## What is being asked:
In the lines below, find how many contain the word "title" and report that figure alone.

## Material for this task:
═══

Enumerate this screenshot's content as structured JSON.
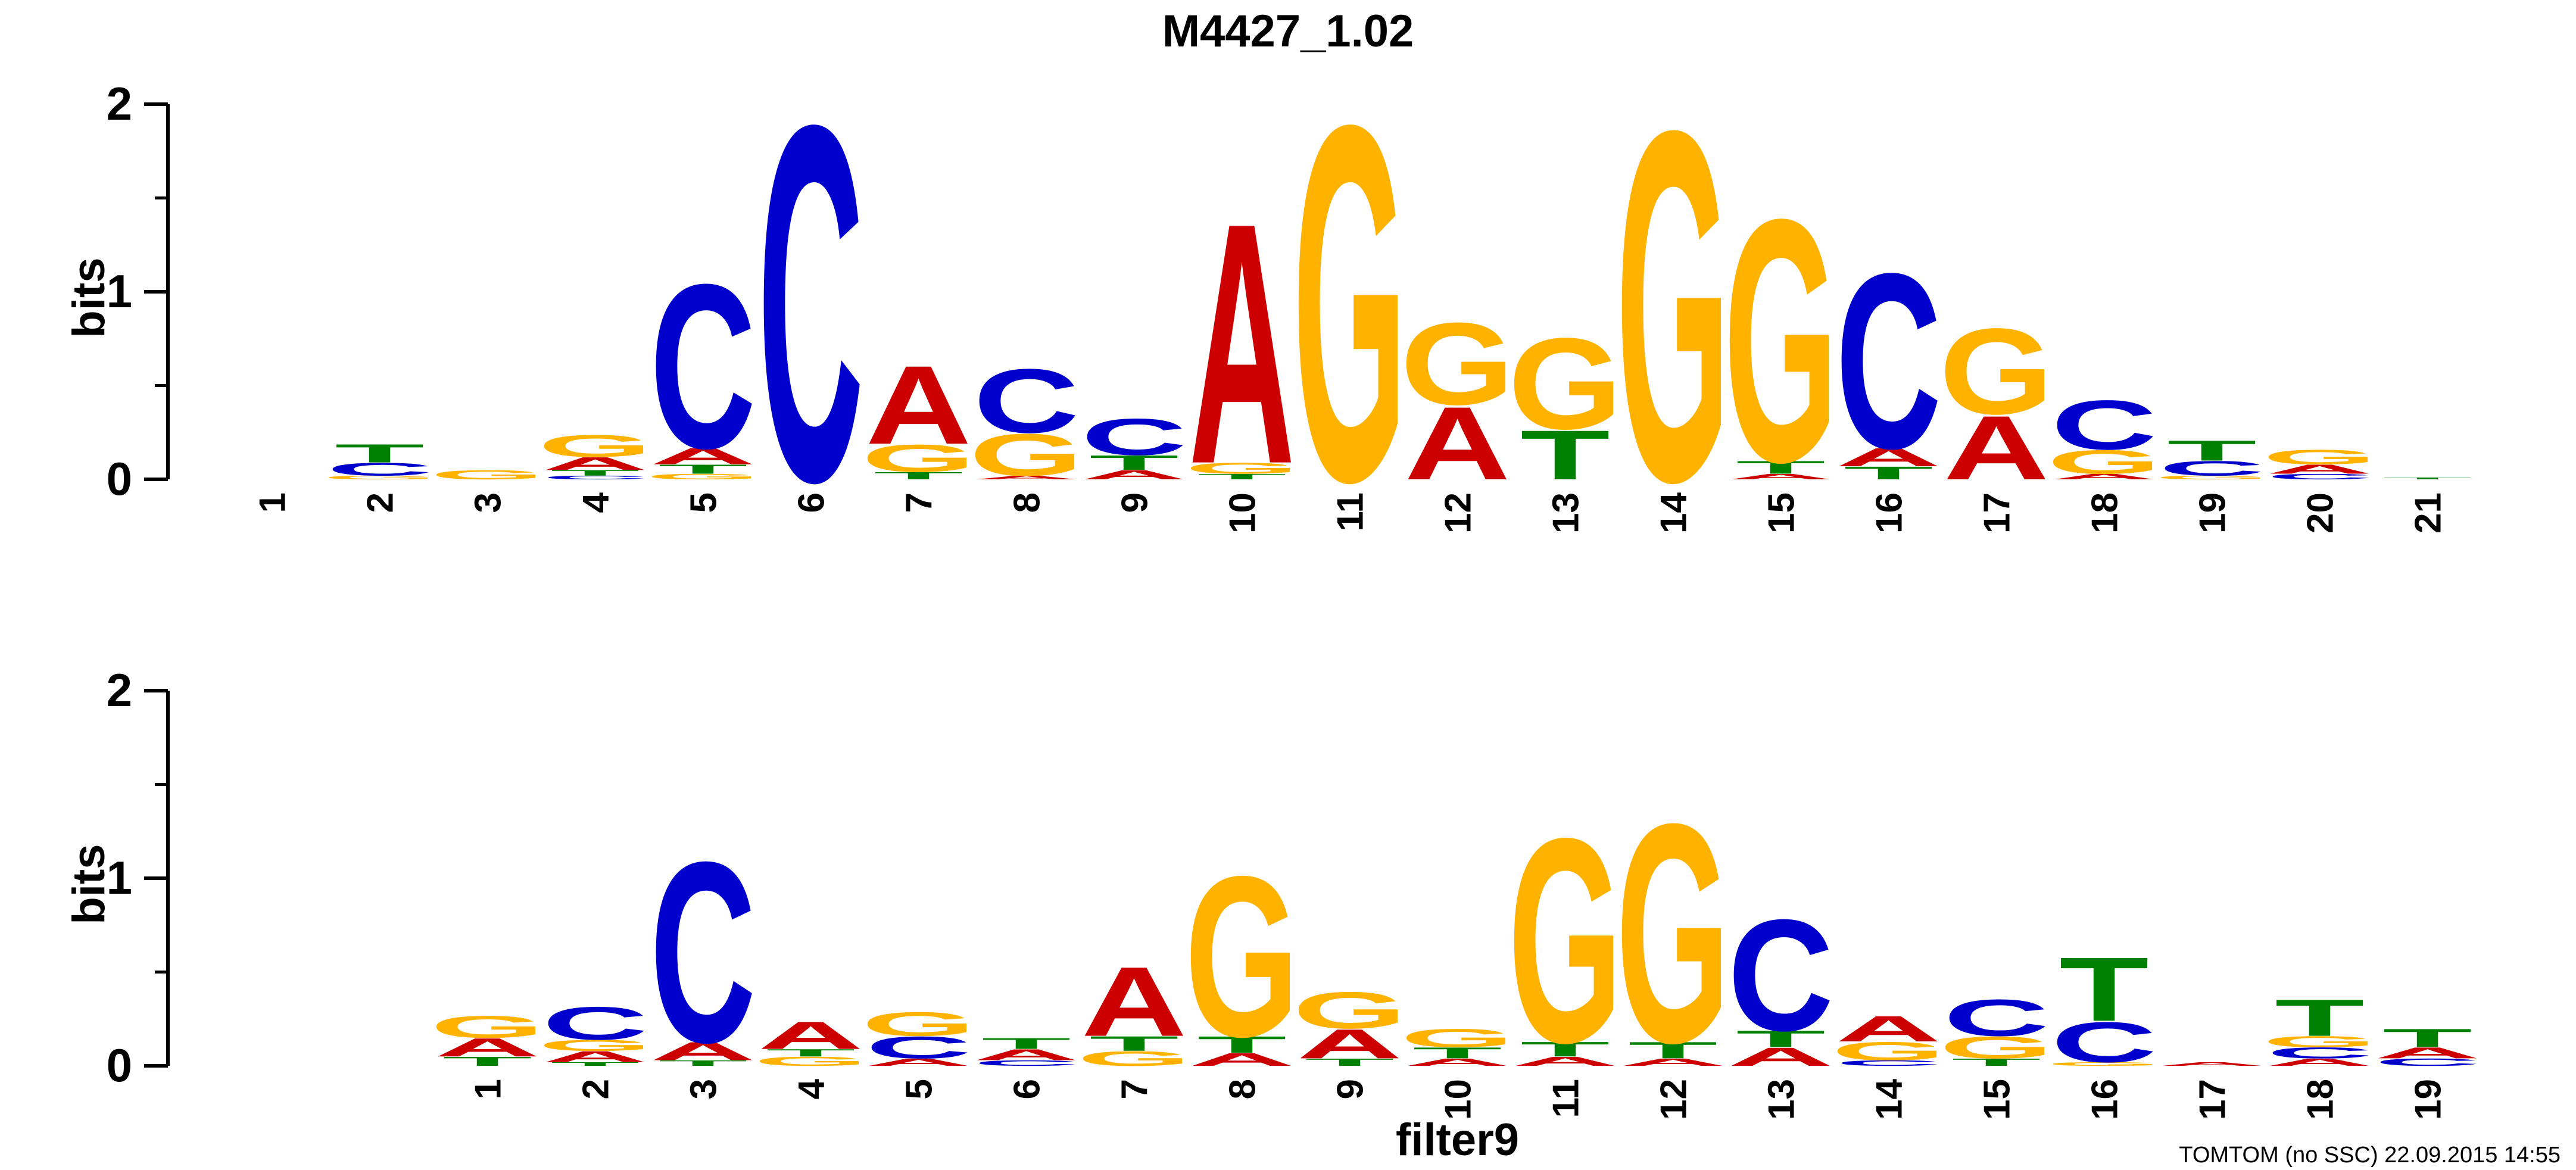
{
  "figure": {
    "title": "M4427_1.02",
    "footer": "TOMTOM (no SSC) 22.09.2015 14:55"
  },
  "colors": {
    "A": "#cc0000",
    "C": "#0000cc",
    "G": "#ffb300",
    "T": "#008000"
  },
  "chart_data": [
    {
      "type": "sequence-logo",
      "title": "M4427_1.02",
      "ylabel": "bits",
      "xlabel": "",
      "ylim": [
        0,
        2
      ],
      "yticks": [
        "0",
        "1",
        "2"
      ],
      "positions": [
        {
          "label": "1",
          "letters": []
        },
        {
          "label": "2",
          "letters": [
            {
              "b": "G",
              "h": 0.02
            },
            {
              "b": "C",
              "h": 0.07
            },
            {
              "b": "T",
              "h": 0.1
            }
          ]
        },
        {
          "label": "3",
          "letters": [
            {
              "b": "G",
              "h": 0.05
            }
          ]
        },
        {
          "label": "4",
          "letters": [
            {
              "b": "C",
              "h": 0.02
            },
            {
              "b": "T",
              "h": 0.03
            },
            {
              "b": "A",
              "h": 0.07
            },
            {
              "b": "G",
              "h": 0.12
            }
          ]
        },
        {
          "label": "5",
          "letters": [
            {
              "b": "G",
              "h": 0.03
            },
            {
              "b": "T",
              "h": 0.05
            },
            {
              "b": "A",
              "h": 0.09
            },
            {
              "b": "C",
              "h": 0.9
            }
          ]
        },
        {
          "label": "6",
          "letters": [
            {
              "b": "C",
              "h": 1.95
            }
          ]
        },
        {
          "label": "7",
          "letters": [
            {
              "b": "T",
              "h": 0.04
            },
            {
              "b": "G",
              "h": 0.15
            },
            {
              "b": "A",
              "h": 0.43
            }
          ]
        },
        {
          "label": "8",
          "letters": [
            {
              "b": "A",
              "h": 0.02
            },
            {
              "b": "G",
              "h": 0.23
            },
            {
              "b": "C",
              "h": 0.35
            }
          ]
        },
        {
          "label": "9",
          "letters": [
            {
              "b": "A",
              "h": 0.05
            },
            {
              "b": "T",
              "h": 0.08
            },
            {
              "b": "C",
              "h": 0.2
            }
          ]
        },
        {
          "label": "10",
          "letters": [
            {
              "b": "T",
              "h": 0.03
            },
            {
              "b": "G",
              "h": 0.06
            },
            {
              "b": "A",
              "h": 1.32
            }
          ]
        },
        {
          "label": "11",
          "letters": [
            {
              "b": "G",
              "h": 1.95
            }
          ]
        },
        {
          "label": "12",
          "letters": [
            {
              "b": "A",
              "h": 0.4
            },
            {
              "b": "G",
              "h": 0.45
            }
          ]
        },
        {
          "label": "13",
          "letters": [
            {
              "b": "T",
              "h": 0.27
            },
            {
              "b": "G",
              "h": 0.5
            }
          ]
        },
        {
          "label": "14",
          "letters": [
            {
              "b": "G",
              "h": 1.92
            }
          ]
        },
        {
          "label": "15",
          "letters": [
            {
              "b": "A",
              "h": 0.03
            },
            {
              "b": "T",
              "h": 0.07
            },
            {
              "b": "G",
              "h": 1.33
            }
          ]
        },
        {
          "label": "16",
          "letters": [
            {
              "b": "T",
              "h": 0.07
            },
            {
              "b": "A",
              "h": 0.1
            },
            {
              "b": "C",
              "h": 0.96
            }
          ]
        },
        {
          "label": "17",
          "letters": [
            {
              "b": "A",
              "h": 0.35
            },
            {
              "b": "G",
              "h": 0.47
            }
          ]
        },
        {
          "label": "18",
          "letters": [
            {
              "b": "A",
              "h": 0.03
            },
            {
              "b": "G",
              "h": 0.13
            },
            {
              "b": "C",
              "h": 0.27
            }
          ]
        },
        {
          "label": "19",
          "letters": [
            {
              "b": "G",
              "h": 0.02
            },
            {
              "b": "C",
              "h": 0.08
            },
            {
              "b": "T",
              "h": 0.11
            }
          ]
        },
        {
          "label": "20",
          "letters": [
            {
              "b": "C",
              "h": 0.03
            },
            {
              "b": "A",
              "h": 0.05
            },
            {
              "b": "G",
              "h": 0.08
            }
          ]
        },
        {
          "label": "21",
          "letters": [
            {
              "b": "T",
              "h": 0.01
            }
          ]
        }
      ]
    },
    {
      "type": "sequence-logo",
      "title": "",
      "ylabel": "bits",
      "xlabel": "filter9",
      "ylim": [
        0,
        2
      ],
      "yticks": [
        "0",
        "1",
        "2"
      ],
      "offset": 2,
      "positions": [
        {
          "label": "1",
          "letters": [
            {
              "b": "T",
              "h": 0.05
            },
            {
              "b": "A",
              "h": 0.1
            },
            {
              "b": "G",
              "h": 0.12
            }
          ]
        },
        {
          "label": "2",
          "letters": [
            {
              "b": "T",
              "h": 0.02
            },
            {
              "b": "A",
              "h": 0.06
            },
            {
              "b": "G",
              "h": 0.06
            },
            {
              "b": "C",
              "h": 0.18
            }
          ]
        },
        {
          "label": "3",
          "letters": [
            {
              "b": "T",
              "h": 0.03
            },
            {
              "b": "A",
              "h": 0.1
            },
            {
              "b": "C",
              "h": 0.99
            }
          ]
        },
        {
          "label": "4",
          "letters": [
            {
              "b": "G",
              "h": 0.05
            },
            {
              "b": "T",
              "h": 0.04
            },
            {
              "b": "A",
              "h": 0.15
            }
          ]
        },
        {
          "label": "5",
          "letters": [
            {
              "b": "A",
              "h": 0.04
            },
            {
              "b": "C",
              "h": 0.12
            },
            {
              "b": "G",
              "h": 0.13
            }
          ]
        },
        {
          "label": "6",
          "letters": [
            {
              "b": "C",
              "h": 0.03
            },
            {
              "b": "A",
              "h": 0.06
            },
            {
              "b": "T",
              "h": 0.06
            }
          ]
        },
        {
          "label": "7",
          "letters": [
            {
              "b": "G",
              "h": 0.08
            },
            {
              "b": "T",
              "h": 0.08
            },
            {
              "b": "A",
              "h": 0.38
            }
          ]
        },
        {
          "label": "8",
          "letters": [
            {
              "b": "A",
              "h": 0.07
            },
            {
              "b": "T",
              "h": 0.09
            },
            {
              "b": "G",
              "h": 0.88
            }
          ]
        },
        {
          "label": "9",
          "letters": [
            {
              "b": "T",
              "h": 0.04
            },
            {
              "b": "A",
              "h": 0.16
            },
            {
              "b": "G",
              "h": 0.2
            }
          ]
        },
        {
          "label": "10",
          "letters": [
            {
              "b": "A",
              "h": 0.04
            },
            {
              "b": "T",
              "h": 0.06
            },
            {
              "b": "G",
              "h": 0.1
            }
          ]
        },
        {
          "label": "11",
          "letters": [
            {
              "b": "A",
              "h": 0.05
            },
            {
              "b": "T",
              "h": 0.08
            },
            {
              "b": "G",
              "h": 1.12
            }
          ]
        },
        {
          "label": "12",
          "letters": [
            {
              "b": "A",
              "h": 0.04
            },
            {
              "b": "T",
              "h": 0.09
            },
            {
              "b": "G",
              "h": 1.2
            }
          ]
        },
        {
          "label": "13",
          "letters": [
            {
              "b": "A",
              "h": 0.1
            },
            {
              "b": "T",
              "h": 0.09
            },
            {
              "b": "C",
              "h": 0.61
            }
          ]
        },
        {
          "label": "14",
          "letters": [
            {
              "b": "C",
              "h": 0.03
            },
            {
              "b": "G",
              "h": 0.1
            },
            {
              "b": "A",
              "h": 0.14
            }
          ]
        },
        {
          "label": "15",
          "letters": [
            {
              "b": "T",
              "h": 0.04
            },
            {
              "b": "G",
              "h": 0.12
            },
            {
              "b": "C",
              "h": 0.2
            }
          ]
        },
        {
          "label": "16",
          "letters": [
            {
              "b": "G",
              "h": 0.02
            },
            {
              "b": "C",
              "h": 0.22
            },
            {
              "b": "T",
              "h": 0.35
            }
          ]
        },
        {
          "label": "17",
          "letters": [
            {
              "b": "A",
              "h": 0.02
            }
          ]
        },
        {
          "label": "18",
          "letters": [
            {
              "b": "A",
              "h": 0.04
            },
            {
              "b": "C",
              "h": 0.06
            },
            {
              "b": "G",
              "h": 0.06
            },
            {
              "b": "T",
              "h": 0.2
            }
          ]
        },
        {
          "label": "19",
          "letters": [
            {
              "b": "C",
              "h": 0.04
            },
            {
              "b": "A",
              "h": 0.06
            },
            {
              "b": "T",
              "h": 0.1
            }
          ]
        }
      ]
    }
  ]
}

═══

## The result:
3